== What you will do ==
Give again, exactly as written, the lines of the records below from the line with "Convert this screenshot" to the line with "What's the underlying". Both end lines count; pictures do not.

===== Exercise inputs

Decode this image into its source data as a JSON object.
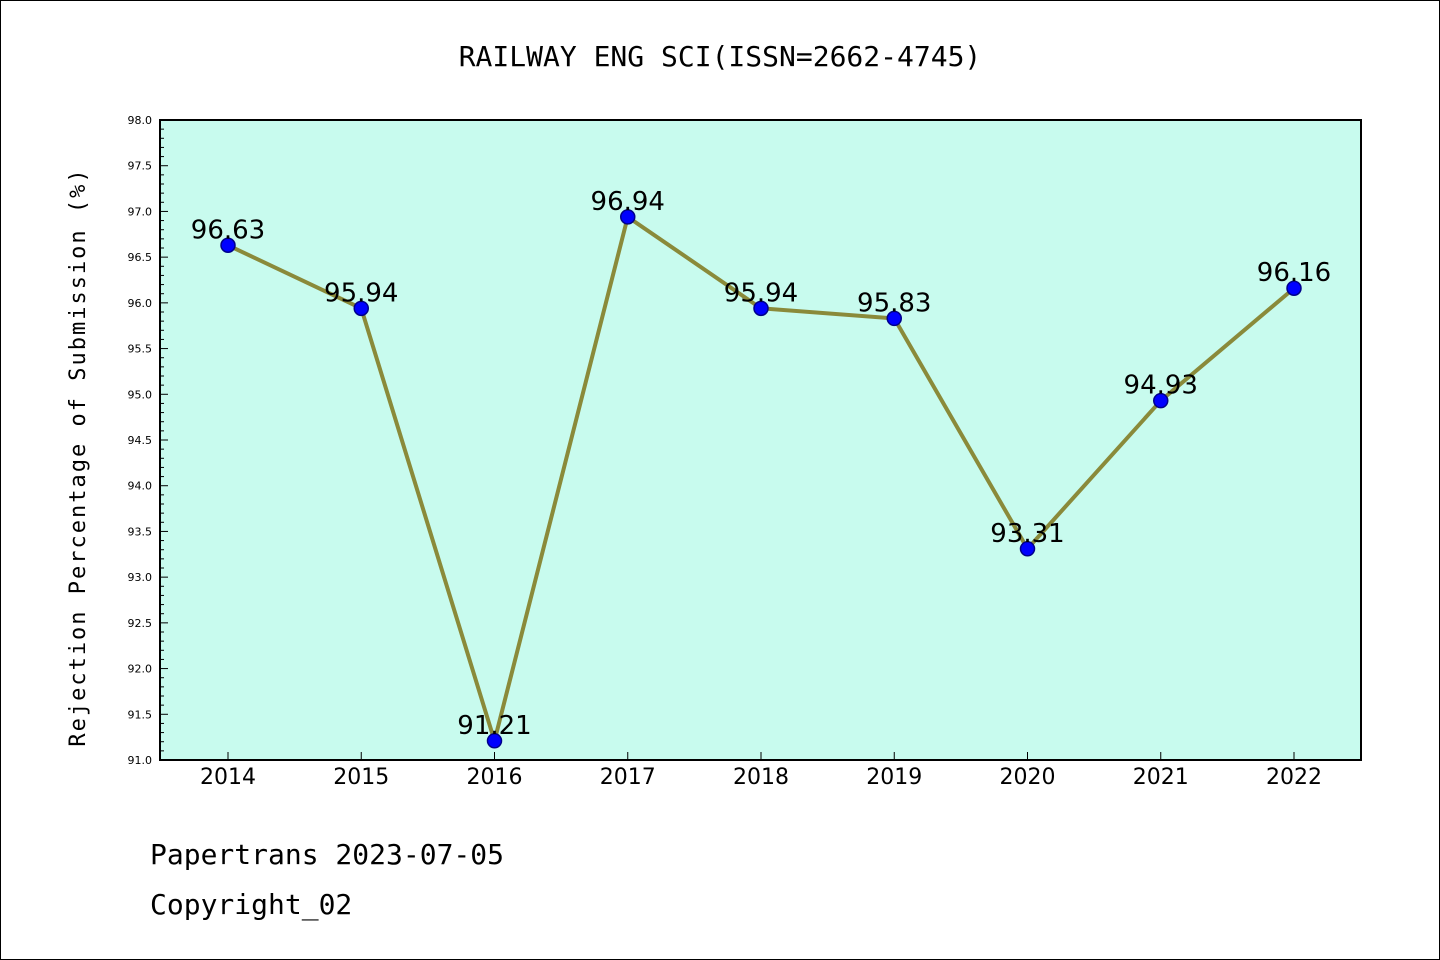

==========
===== Exercise inputs

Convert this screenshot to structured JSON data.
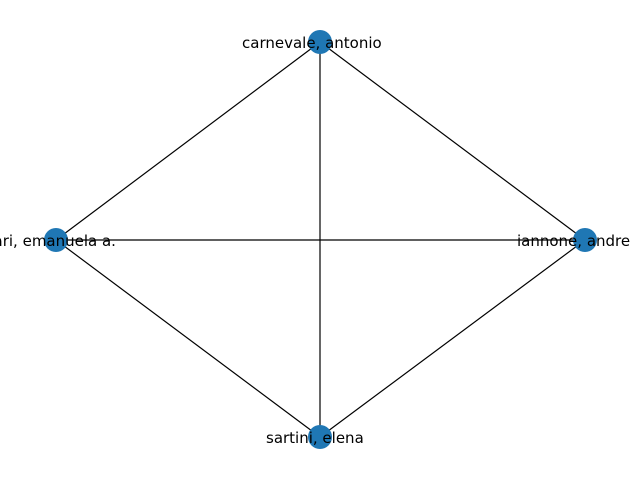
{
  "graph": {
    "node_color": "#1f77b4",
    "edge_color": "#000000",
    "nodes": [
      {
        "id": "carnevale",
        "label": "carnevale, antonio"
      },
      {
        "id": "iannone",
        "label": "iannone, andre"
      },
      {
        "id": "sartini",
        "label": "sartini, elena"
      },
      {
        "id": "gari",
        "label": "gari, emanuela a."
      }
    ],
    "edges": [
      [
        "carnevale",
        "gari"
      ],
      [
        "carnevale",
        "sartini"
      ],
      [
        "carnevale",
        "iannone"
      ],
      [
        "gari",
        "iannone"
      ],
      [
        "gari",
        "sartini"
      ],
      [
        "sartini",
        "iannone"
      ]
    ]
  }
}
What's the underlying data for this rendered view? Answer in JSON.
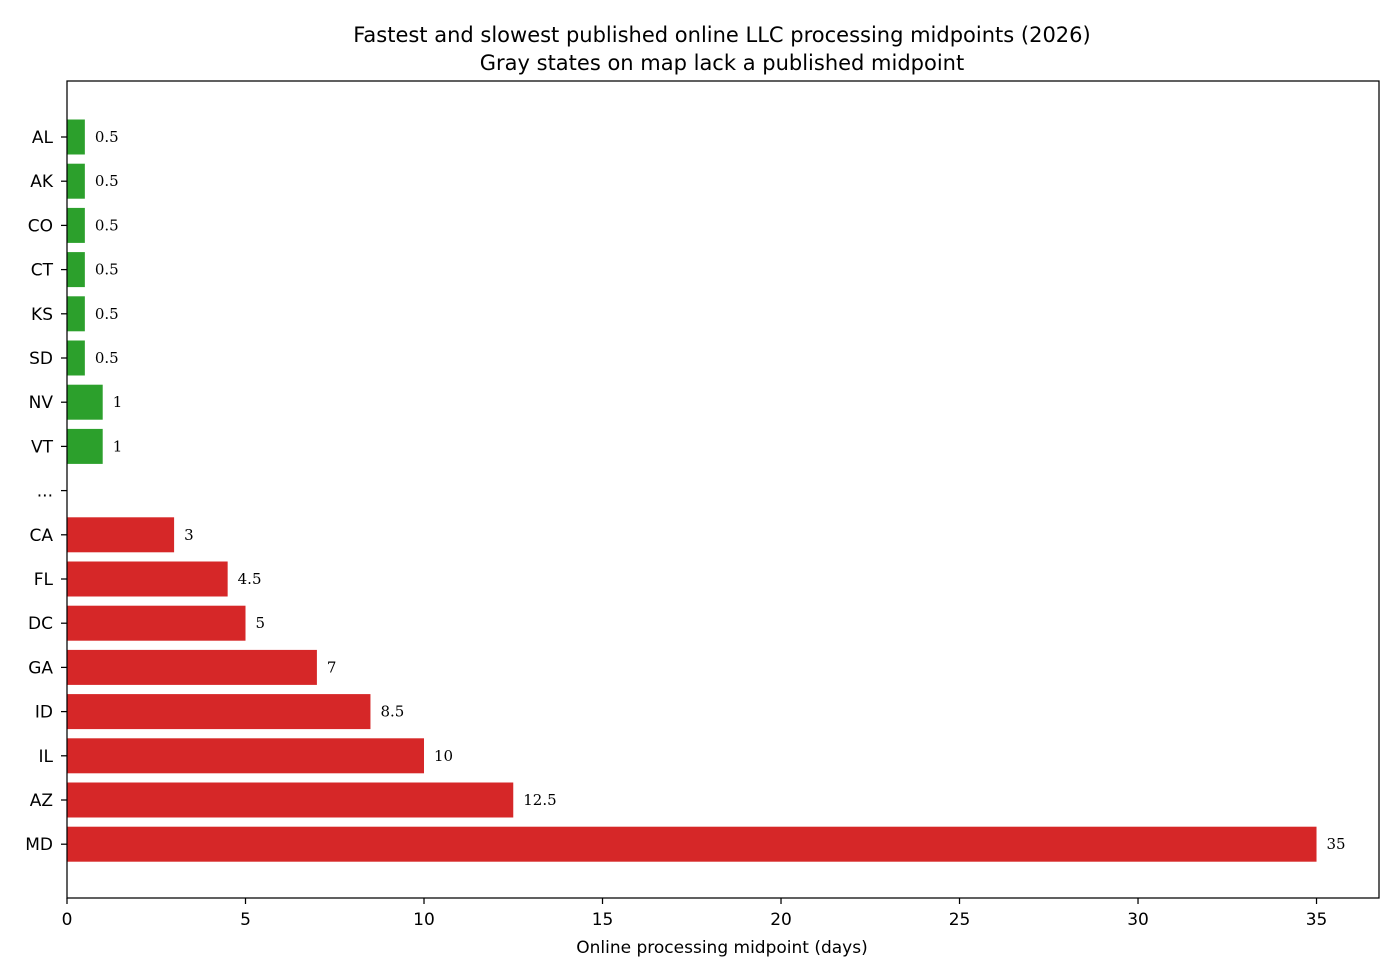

==========
===== Exercise inputs

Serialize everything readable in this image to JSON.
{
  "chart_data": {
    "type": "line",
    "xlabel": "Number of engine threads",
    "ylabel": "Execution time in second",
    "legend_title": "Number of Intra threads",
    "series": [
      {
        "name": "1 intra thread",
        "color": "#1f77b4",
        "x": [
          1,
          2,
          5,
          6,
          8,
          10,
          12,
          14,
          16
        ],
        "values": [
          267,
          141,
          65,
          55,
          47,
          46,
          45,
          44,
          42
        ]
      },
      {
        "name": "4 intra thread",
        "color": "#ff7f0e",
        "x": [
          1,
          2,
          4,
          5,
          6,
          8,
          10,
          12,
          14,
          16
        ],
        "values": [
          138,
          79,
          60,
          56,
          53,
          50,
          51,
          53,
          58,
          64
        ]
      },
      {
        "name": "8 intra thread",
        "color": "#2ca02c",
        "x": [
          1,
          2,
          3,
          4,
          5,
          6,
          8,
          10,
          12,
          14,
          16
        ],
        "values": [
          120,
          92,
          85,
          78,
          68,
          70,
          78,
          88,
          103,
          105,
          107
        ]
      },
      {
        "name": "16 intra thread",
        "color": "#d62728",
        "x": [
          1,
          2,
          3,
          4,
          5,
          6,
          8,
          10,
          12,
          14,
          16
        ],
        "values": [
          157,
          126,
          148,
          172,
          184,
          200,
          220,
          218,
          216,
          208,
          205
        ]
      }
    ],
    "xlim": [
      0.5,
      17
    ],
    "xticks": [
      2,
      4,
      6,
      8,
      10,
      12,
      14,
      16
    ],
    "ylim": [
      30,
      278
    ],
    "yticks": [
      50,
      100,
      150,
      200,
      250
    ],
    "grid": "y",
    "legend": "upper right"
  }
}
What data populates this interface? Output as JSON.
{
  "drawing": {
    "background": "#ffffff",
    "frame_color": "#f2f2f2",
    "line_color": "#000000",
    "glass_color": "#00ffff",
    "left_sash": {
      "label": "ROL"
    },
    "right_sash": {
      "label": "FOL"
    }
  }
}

==========

== Answer to the problem ==
Convert this screenshot to structured JSON data.
{
  "graph": {
    "node_color": "#1f77b4",
    "edge_color": "#000000",
    "nodes": [
      {
        "id": "carnevale",
        "label": "carnevale, antonio"
      },
      {
        "id": "iannone",
        "label": "iannone, andre"
      },
      {
        "id": "sartini",
        "label": "sartini, elena"
      },
      {
        "id": "gari",
        "label": "gari, emanuela a."
      }
    ],
    "edges": [
      [
        "carnevale",
        "gari"
      ],
      [
        "carnevale",
        "sartini"
      ],
      [
        "carnevale",
        "iannone"
      ],
      [
        "gari",
        "iannone"
      ],
      [
        "gari",
        "sartini"
      ],
      [
        "sartini",
        "iannone"
      ]
    ]
  }
}
What's the underlying data for this rendered view? Answer in JSON.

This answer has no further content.